- _DESCRIPTION OF THE TASK_: Copy out, from the data below, each line in which the word "genotype" occurs.

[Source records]

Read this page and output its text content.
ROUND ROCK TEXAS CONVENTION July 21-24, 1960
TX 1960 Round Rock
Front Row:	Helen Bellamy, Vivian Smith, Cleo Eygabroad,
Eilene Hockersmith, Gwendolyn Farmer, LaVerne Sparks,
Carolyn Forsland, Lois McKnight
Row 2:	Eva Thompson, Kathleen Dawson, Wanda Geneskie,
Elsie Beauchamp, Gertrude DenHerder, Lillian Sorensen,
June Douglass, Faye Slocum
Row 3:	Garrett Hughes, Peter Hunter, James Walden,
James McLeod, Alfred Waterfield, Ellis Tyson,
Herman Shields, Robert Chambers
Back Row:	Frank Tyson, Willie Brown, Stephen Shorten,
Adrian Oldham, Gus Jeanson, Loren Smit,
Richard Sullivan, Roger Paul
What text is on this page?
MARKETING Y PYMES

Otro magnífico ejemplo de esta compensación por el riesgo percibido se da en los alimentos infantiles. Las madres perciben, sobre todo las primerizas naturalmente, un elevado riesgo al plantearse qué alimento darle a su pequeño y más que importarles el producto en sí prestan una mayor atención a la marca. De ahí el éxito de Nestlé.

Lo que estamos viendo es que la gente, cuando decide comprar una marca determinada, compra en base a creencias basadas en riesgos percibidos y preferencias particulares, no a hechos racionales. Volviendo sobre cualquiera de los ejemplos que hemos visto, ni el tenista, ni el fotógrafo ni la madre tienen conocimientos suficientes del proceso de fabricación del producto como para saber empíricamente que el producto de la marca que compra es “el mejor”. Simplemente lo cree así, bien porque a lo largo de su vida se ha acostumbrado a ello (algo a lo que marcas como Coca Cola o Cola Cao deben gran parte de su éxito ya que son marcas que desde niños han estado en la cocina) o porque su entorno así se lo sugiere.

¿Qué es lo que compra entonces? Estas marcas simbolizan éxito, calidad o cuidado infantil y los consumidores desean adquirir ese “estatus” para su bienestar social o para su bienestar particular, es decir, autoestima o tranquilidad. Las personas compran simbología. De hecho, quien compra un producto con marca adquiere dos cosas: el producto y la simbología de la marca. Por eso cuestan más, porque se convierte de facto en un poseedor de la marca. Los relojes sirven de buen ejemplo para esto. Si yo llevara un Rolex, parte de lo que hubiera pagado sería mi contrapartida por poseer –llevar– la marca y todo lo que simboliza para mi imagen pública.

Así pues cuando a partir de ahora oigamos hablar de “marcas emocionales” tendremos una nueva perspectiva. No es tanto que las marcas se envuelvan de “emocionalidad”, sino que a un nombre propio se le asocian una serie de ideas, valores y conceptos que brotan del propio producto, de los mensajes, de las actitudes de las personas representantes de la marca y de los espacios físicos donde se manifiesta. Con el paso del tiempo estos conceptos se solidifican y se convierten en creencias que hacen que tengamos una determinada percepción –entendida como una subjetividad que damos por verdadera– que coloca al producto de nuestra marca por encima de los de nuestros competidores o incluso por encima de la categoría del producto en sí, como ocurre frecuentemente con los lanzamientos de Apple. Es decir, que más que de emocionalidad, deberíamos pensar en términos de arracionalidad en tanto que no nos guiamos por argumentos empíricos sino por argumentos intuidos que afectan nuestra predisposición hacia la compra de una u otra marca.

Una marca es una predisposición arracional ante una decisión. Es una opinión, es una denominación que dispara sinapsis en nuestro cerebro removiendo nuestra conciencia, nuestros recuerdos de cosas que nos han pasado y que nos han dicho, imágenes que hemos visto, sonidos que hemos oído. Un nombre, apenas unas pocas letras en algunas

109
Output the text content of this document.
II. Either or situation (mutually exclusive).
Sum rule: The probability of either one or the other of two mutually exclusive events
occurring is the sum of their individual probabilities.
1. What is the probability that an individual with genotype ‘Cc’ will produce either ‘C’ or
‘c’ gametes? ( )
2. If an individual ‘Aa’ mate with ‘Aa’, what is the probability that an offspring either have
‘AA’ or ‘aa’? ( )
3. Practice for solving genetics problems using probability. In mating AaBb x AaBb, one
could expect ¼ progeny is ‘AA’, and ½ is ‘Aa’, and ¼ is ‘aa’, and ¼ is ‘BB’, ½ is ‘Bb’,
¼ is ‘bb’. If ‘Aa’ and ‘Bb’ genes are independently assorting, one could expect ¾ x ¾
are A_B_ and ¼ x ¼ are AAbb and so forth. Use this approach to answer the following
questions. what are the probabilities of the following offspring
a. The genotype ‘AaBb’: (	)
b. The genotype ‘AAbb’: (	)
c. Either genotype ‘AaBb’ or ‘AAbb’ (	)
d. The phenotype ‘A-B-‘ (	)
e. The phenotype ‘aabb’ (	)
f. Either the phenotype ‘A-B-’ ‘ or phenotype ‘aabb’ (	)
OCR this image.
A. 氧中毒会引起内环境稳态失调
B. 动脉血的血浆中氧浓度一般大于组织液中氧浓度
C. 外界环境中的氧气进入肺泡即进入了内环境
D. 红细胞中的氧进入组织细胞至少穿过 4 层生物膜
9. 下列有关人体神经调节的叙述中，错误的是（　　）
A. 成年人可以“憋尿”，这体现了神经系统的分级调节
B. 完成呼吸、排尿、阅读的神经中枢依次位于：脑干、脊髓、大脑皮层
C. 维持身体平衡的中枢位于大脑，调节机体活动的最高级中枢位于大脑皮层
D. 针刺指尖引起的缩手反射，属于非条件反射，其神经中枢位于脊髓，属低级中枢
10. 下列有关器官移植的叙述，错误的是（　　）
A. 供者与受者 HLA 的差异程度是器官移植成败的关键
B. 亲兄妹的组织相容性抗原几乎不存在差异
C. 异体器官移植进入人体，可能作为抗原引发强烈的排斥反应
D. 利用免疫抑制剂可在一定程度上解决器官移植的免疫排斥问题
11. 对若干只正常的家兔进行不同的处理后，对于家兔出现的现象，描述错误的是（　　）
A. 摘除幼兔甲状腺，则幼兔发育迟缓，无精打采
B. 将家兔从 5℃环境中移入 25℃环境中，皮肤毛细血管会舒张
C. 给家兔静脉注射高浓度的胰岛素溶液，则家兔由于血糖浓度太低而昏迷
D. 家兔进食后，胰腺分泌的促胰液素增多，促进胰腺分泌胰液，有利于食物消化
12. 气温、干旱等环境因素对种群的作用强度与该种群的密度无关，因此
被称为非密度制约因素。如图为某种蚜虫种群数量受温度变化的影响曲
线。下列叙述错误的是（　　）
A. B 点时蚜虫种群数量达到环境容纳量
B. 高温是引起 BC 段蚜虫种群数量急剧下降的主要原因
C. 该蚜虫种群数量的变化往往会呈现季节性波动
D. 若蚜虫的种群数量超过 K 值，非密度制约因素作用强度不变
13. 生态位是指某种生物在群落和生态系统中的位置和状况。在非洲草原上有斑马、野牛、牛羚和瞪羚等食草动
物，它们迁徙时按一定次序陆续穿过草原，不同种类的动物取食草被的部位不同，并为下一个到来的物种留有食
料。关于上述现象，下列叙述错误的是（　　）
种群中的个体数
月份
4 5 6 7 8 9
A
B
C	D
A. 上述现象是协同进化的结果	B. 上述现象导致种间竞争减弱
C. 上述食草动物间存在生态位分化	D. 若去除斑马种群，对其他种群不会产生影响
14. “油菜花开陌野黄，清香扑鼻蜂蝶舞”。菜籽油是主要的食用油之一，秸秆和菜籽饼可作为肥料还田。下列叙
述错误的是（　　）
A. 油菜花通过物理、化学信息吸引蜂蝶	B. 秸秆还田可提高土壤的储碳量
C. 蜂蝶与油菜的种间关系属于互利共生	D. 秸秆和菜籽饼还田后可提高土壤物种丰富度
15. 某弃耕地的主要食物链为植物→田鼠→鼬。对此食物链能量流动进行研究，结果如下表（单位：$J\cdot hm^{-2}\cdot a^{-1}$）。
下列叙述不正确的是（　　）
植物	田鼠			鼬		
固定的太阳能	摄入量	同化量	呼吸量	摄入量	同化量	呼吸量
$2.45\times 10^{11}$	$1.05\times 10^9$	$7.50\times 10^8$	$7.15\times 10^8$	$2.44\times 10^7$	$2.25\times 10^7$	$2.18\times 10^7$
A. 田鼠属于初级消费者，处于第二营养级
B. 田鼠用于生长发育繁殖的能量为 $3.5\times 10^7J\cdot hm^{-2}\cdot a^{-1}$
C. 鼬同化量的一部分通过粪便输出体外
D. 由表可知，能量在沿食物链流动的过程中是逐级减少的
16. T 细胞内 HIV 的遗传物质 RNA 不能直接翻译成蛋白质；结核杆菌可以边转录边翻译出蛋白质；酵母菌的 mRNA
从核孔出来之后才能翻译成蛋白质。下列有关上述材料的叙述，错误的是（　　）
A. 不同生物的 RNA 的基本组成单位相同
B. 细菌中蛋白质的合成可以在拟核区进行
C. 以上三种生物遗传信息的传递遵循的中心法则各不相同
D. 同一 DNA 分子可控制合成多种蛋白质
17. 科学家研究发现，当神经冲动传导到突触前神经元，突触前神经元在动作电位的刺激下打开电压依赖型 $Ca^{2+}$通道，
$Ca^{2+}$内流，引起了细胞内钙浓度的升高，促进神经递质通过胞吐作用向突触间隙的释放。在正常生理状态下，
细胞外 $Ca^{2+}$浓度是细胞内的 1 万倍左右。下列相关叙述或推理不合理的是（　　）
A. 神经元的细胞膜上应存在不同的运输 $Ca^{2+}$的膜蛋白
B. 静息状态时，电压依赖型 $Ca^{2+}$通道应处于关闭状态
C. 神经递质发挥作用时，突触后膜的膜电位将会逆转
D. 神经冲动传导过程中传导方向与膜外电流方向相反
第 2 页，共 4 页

- _RESULT_:
1. What is the probability that an individual with genotype ‘Cc’ will produce either ‘C’ or
a. The genotype ‘AaBb’: (	)
b. The genotype ‘AAbb’: (	)
c. Either genotype ‘AaBb’ or ‘AAbb’ (	)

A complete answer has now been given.